▶ _Task_: Leaving the pictures aside, transcribe every line below exactly.

▶ _Dataset content_:
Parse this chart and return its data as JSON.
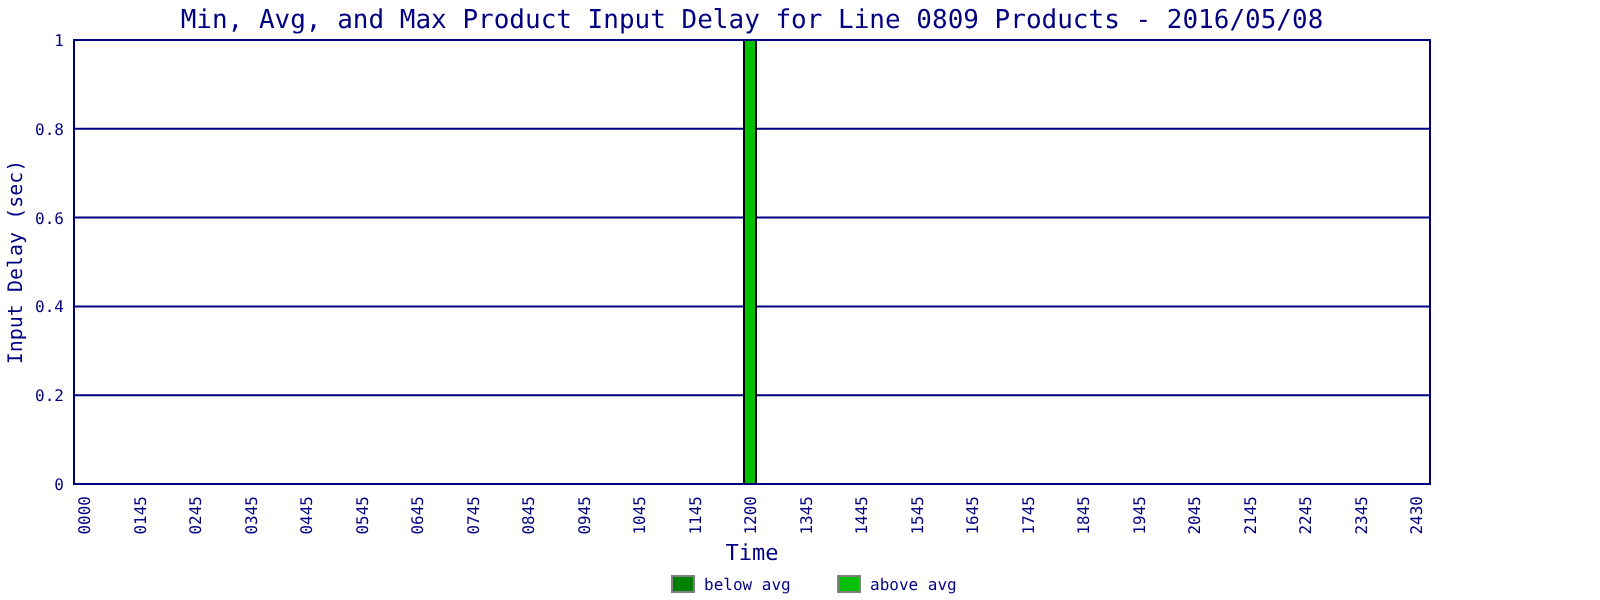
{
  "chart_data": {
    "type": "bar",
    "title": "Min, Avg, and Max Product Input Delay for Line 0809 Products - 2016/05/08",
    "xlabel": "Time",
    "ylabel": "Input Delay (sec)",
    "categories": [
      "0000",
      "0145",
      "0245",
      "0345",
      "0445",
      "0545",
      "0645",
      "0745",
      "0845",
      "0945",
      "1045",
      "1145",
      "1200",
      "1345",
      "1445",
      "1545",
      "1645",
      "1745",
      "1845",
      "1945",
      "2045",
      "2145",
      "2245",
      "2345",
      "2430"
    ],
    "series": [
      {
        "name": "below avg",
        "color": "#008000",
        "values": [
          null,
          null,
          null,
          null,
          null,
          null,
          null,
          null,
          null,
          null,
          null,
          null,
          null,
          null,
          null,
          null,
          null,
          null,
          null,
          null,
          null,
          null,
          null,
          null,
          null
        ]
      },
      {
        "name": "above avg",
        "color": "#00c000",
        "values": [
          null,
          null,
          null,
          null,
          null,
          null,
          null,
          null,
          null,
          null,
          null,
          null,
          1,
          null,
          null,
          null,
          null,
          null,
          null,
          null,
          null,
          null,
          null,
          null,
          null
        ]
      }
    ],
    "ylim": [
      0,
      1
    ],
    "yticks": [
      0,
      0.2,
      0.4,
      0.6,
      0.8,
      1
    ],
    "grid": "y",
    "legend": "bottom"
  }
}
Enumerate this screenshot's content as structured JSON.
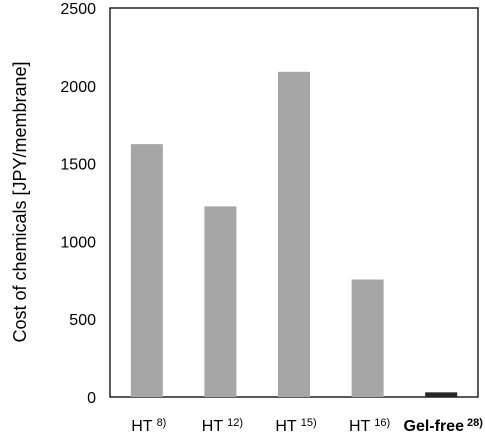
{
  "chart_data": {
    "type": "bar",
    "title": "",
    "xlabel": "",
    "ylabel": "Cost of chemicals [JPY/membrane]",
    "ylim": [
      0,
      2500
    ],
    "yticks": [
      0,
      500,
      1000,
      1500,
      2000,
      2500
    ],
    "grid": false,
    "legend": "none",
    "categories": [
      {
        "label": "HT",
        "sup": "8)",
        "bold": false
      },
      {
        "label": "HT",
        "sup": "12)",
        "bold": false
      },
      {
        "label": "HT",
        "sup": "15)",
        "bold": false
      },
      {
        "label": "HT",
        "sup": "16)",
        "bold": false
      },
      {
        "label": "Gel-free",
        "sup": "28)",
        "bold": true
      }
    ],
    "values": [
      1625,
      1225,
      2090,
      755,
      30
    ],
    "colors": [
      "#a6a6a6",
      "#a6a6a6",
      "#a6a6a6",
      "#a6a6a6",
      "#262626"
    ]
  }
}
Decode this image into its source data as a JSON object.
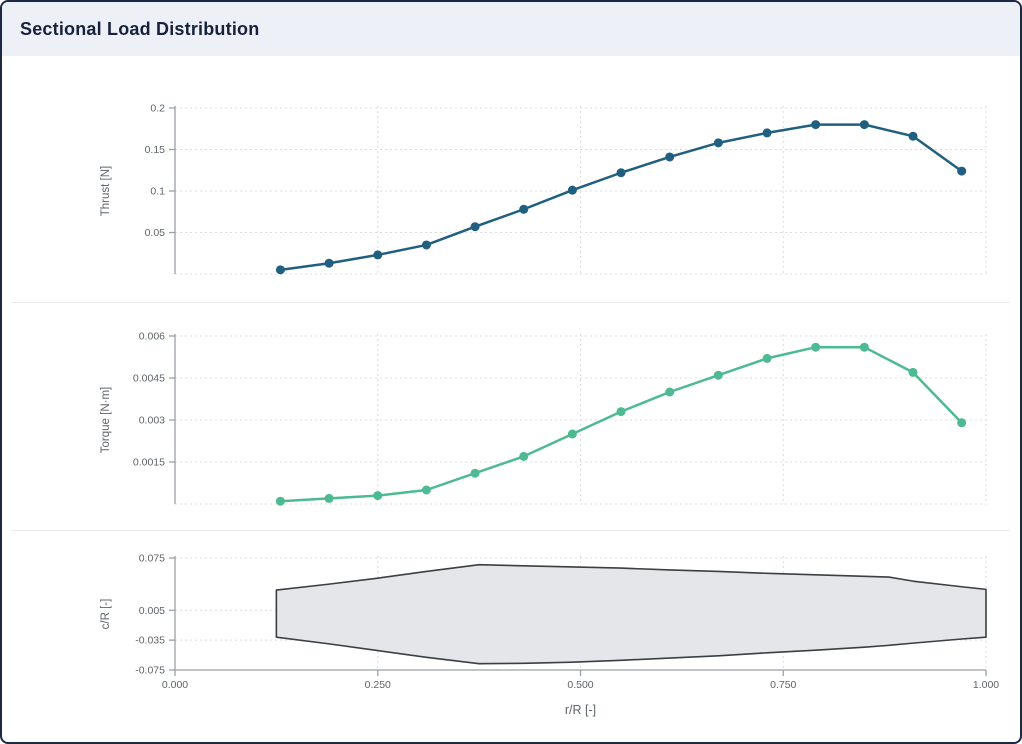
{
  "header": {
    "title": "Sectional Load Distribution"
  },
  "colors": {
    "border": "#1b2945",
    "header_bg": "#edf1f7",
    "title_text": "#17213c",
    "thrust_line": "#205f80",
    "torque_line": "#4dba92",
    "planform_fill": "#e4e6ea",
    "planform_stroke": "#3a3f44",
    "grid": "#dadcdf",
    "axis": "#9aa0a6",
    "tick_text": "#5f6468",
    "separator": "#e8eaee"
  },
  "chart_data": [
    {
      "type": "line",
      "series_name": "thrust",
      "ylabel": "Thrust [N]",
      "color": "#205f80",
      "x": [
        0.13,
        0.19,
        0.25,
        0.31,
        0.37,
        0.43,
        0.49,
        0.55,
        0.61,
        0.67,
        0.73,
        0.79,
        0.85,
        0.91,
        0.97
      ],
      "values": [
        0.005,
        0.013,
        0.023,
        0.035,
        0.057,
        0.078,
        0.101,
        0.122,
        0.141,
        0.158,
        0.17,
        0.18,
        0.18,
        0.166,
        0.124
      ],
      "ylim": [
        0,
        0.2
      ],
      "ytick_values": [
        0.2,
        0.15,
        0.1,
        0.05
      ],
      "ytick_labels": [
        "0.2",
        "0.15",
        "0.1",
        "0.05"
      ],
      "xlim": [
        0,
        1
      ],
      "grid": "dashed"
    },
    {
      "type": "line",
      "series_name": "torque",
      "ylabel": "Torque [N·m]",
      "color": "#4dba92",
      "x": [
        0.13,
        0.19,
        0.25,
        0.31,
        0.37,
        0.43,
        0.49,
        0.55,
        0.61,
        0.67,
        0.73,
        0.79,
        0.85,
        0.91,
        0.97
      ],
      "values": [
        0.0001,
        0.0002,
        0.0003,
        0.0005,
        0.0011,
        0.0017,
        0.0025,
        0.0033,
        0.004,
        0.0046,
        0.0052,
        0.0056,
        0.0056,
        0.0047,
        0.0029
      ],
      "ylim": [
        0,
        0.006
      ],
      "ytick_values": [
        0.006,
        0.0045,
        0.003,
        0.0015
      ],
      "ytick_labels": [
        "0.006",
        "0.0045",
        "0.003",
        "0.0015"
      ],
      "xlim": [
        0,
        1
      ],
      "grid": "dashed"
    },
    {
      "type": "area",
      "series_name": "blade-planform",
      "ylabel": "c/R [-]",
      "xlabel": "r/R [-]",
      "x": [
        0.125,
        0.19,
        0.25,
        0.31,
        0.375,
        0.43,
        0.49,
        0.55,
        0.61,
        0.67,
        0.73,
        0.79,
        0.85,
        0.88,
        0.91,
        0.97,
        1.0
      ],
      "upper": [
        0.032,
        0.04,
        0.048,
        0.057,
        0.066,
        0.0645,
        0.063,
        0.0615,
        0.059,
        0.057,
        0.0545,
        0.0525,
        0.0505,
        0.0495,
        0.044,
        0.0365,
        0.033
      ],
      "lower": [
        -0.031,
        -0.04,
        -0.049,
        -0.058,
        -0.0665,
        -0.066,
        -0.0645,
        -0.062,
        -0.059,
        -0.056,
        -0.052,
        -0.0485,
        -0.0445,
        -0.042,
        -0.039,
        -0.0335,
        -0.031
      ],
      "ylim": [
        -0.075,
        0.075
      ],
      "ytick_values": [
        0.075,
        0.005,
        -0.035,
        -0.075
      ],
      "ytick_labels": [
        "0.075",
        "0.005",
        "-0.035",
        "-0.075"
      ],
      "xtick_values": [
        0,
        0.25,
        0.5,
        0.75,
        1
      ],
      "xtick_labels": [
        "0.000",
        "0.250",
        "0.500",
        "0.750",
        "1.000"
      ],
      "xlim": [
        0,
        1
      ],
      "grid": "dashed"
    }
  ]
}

▶ _The result_:
Parse this chart and return its data as JSON.
{
  "chart_data": {
    "type": "bar",
    "title": "Min, Avg, and Max Product Input Delay for Line 0809 Products - 2016/05/08",
    "xlabel": "Time",
    "ylabel": "Input Delay (sec)",
    "categories": [
      "0000",
      "0145",
      "0245",
      "0345",
      "0445",
      "0545",
      "0645",
      "0745",
      "0845",
      "0945",
      "1045",
      "1145",
      "1200",
      "1345",
      "1445",
      "1545",
      "1645",
      "1745",
      "1845",
      "1945",
      "2045",
      "2145",
      "2245",
      "2345",
      "2430"
    ],
    "series": [
      {
        "name": "below avg",
        "color": "#008000",
        "values": [
          null,
          null,
          null,
          null,
          null,
          null,
          null,
          null,
          null,
          null,
          null,
          null,
          null,
          null,
          null,
          null,
          null,
          null,
          null,
          null,
          null,
          null,
          null,
          null,
          null
        ]
      },
      {
        "name": "above avg",
        "color": "#00c000",
        "values": [
          null,
          null,
          null,
          null,
          null,
          null,
          null,
          null,
          null,
          null,
          null,
          null,
          1,
          null,
          null,
          null,
          null,
          null,
          null,
          null,
          null,
          null,
          null,
          null,
          null
        ]
      }
    ],
    "ylim": [
      0,
      1
    ],
    "yticks": [
      0,
      0.2,
      0.4,
      0.6,
      0.8,
      1
    ],
    "grid": "y",
    "legend": "bottom"
  }
}
Enumerate this screenshot's content as structured JSON.
{
  "chart_data": {
    "type": "bar",
    "title": "",
    "xlabel": "",
    "ylabel": "Cost of chemicals [JPY/membrane]",
    "ylim": [
      0,
      2500
    ],
    "yticks": [
      0,
      500,
      1000,
      1500,
      2000,
      2500
    ],
    "grid": false,
    "legend": "none",
    "categories": [
      {
        "label": "HT",
        "sup": "8)",
        "bold": false
      },
      {
        "label": "HT",
        "sup": "12)",
        "bold": false
      },
      {
        "label": "HT",
        "sup": "15)",
        "bold": false
      },
      {
        "label": "HT",
        "sup": "16)",
        "bold": false
      },
      {
        "label": "Gel-free",
        "sup": "28)",
        "bold": true
      }
    ],
    "values": [
      1625,
      1225,
      2090,
      755,
      30
    ],
    "colors": [
      "#a6a6a6",
      "#a6a6a6",
      "#a6a6a6",
      "#a6a6a6",
      "#262626"
    ]
  }
}
Decode this image into its source data as a JSON object.
{
  "header": {
    "title": "Sectional Load Distribution"
  },
  "colors": {
    "border": "#1b2945",
    "header_bg": "#edf1f7",
    "title_text": "#17213c",
    "thrust_line": "#205f80",
    "torque_line": "#4dba92",
    "planform_fill": "#e4e6ea",
    "planform_stroke": "#3a3f44",
    "grid": "#dadcdf",
    "axis": "#9aa0a6",
    "tick_text": "#5f6468",
    "separator": "#e8eaee"
  },
  "chart_data": [
    {
      "type": "line",
      "series_name": "thrust",
      "ylabel": "Thrust [N]",
      "color": "#205f80",
      "x": [
        0.13,
        0.19,
        0.25,
        0.31,
        0.37,
        0.43,
        0.49,
        0.55,
        0.61,
        0.67,
        0.73,
        0.79,
        0.85,
        0.91,
        0.97
      ],
      "values": [
        0.005,
        0.013,
        0.023,
        0.035,
        0.057,
        0.078,
        0.101,
        0.122,
        0.141,
        0.158,
        0.17,
        0.18,
        0.18,
        0.166,
        0.124
      ],
      "ylim": [
        0,
        0.2
      ],
      "ytick_values": [
        0.2,
        0.15,
        0.1,
        0.05
      ],
      "ytick_labels": [
        "0.2",
        "0.15",
        "0.1",
        "0.05"
      ],
      "xlim": [
        0,
        1
      ],
      "grid": "dashed"
    },
    {
      "type": "line",
      "series_name": "torque",
      "ylabel": "Torque [N·m]",
      "color": "#4dba92",
      "x": [
        0.13,
        0.19,
        0.25,
        0.31,
        0.37,
        0.43,
        0.49,
        0.55,
        0.61,
        0.67,
        0.73,
        0.79,
        0.85,
        0.91,
        0.97
      ],
      "values": [
        0.0001,
        0.0002,
        0.0003,
        0.0005,
        0.0011,
        0.0017,
        0.0025,
        0.0033,
        0.004,
        0.0046,
        0.0052,
        0.0056,
        0.0056,
        0.0047,
        0.0029
      ],
      "ylim": [
        0,
        0.006
      ],
      "ytick_values": [
        0.006,
        0.0045,
        0.003,
        0.0015
      ],
      "ytick_labels": [
        "0.006",
        "0.0045",
        "0.003",
        "0.0015"
      ],
      "xlim": [
        0,
        1
      ],
      "grid": "dashed"
    },
    {
      "type": "area",
      "series_name": "blade-planform",
      "ylabel": "c/R [-]",
      "xlabel": "r/R [-]",
      "x": [
        0.125,
        0.19,
        0.25,
        0.31,
        0.375,
        0.43,
        0.49,
        0.55,
        0.61,
        0.67,
        0.73,
        0.79,
        0.85,
        0.88,
        0.91,
        0.97,
        1.0
      ],
      "upper": [
        0.032,
        0.04,
        0.048,
        0.057,
        0.066,
        0.0645,
        0.063,
        0.0615,
        0.059,
        0.057,
        0.0545,
        0.0525,
        0.0505,
        0.0495,
        0.044,
        0.0365,
        0.033
      ],
      "lower": [
        -0.031,
        -0.04,
        -0.049,
        -0.058,
        -0.0665,
        -0.066,
        -0.0645,
        -0.062,
        -0.059,
        -0.056,
        -0.052,
        -0.0485,
        -0.0445,
        -0.042,
        -0.039,
        -0.0335,
        -0.031
      ],
      "ylim": [
        -0.075,
        0.075
      ],
      "ytick_values": [
        0.075,
        0.005,
        -0.035,
        -0.075
      ],
      "ytick_labels": [
        "0.075",
        "0.005",
        "-0.035",
        "-0.075"
      ],
      "xtick_values": [
        0,
        0.25,
        0.5,
        0.75,
        1
      ],
      "xtick_labels": [
        "0.000",
        "0.250",
        "0.500",
        "0.750",
        "1.000"
      ],
      "xlim": [
        0,
        1
      ],
      "grid": "dashed"
    }
  ]
}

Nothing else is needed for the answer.